* [Given information]:
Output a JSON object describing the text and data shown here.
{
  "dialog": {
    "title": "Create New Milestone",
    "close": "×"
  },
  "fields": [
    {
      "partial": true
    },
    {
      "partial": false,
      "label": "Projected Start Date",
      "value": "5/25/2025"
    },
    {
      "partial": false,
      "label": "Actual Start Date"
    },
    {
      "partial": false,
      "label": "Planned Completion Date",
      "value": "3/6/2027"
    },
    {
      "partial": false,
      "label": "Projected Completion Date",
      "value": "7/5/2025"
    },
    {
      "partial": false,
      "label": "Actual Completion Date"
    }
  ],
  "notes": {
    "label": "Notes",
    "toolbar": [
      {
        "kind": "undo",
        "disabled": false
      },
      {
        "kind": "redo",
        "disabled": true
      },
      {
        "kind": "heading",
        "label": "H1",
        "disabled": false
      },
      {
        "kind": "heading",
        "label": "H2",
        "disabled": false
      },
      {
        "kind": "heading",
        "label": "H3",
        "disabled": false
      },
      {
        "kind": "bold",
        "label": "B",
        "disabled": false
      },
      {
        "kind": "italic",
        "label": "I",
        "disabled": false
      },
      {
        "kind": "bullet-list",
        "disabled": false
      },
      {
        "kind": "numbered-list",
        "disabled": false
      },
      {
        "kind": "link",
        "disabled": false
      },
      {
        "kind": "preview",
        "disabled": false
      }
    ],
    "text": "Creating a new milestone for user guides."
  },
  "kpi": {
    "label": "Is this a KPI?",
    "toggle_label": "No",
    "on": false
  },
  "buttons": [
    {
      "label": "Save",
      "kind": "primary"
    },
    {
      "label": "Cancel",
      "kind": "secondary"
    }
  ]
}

* [Task instructions]:
Set down all of the entries exactly, please.

* [Finished exercise]:
Output a JSON object describing the text and data shown here.
{
  "dialog": {
    "title": "Create New Milestone",
    "close": "×"
  },
  "fields": [
    {
      "partial": true
    },
    {
      "partial": false,
      "label": "Projected Start Date",
      "value": "5/25/2025"
    },
    {
      "partial": false,
      "label": "Actual Start Date"
    },
    {
      "partial": false,
      "label": "Planned Completion Date",
      "value": "3/6/2027"
    },
    {
      "partial": false,
      "label": "Projected Completion Date",
      "value": "7/5/2025"
    },
    {
      "partial": false,
      "label": "Actual Completion Date"
    }
  ],
  "notes": {
    "label": "Notes",
    "toolbar": [
      {
        "kind": "undo",
        "disabled": false
      },
      {
        "kind": "redo",
        "disabled": true
      },
      {
        "kind": "heading",
        "label": "H1",
        "disabled": false
      },
      {
        "kind": "heading",
        "label": "H2",
        "disabled": false
      },
      {
        "kind": "heading",
        "label": "H3",
        "disabled": false
      },
      {
        "kind": "bold",
        "label": "B",
        "disabled": false
      },
      {
        "kind": "italic",
        "label": "I",
        "disabled": false
      },
      {
        "kind": "bullet-list",
        "disabled": false
      },
      {
        "kind": "numbered-list",
        "disabled": false
      },
      {
        "kind": "link",
        "disabled": false
      },
      {
        "kind": "preview",
        "disabled": false
      }
    ],
    "text": "Creating a new milestone for user guides."
  },
  "kpi": {
    "label": "Is this a KPI?",
    "toggle_label": "No",
    "on": false
  },
  "buttons": [
    {
      "label": "Save",
      "kind": "primary"
    },
    {
      "label": "Cancel",
      "kind": "secondary"
    }
  ]
}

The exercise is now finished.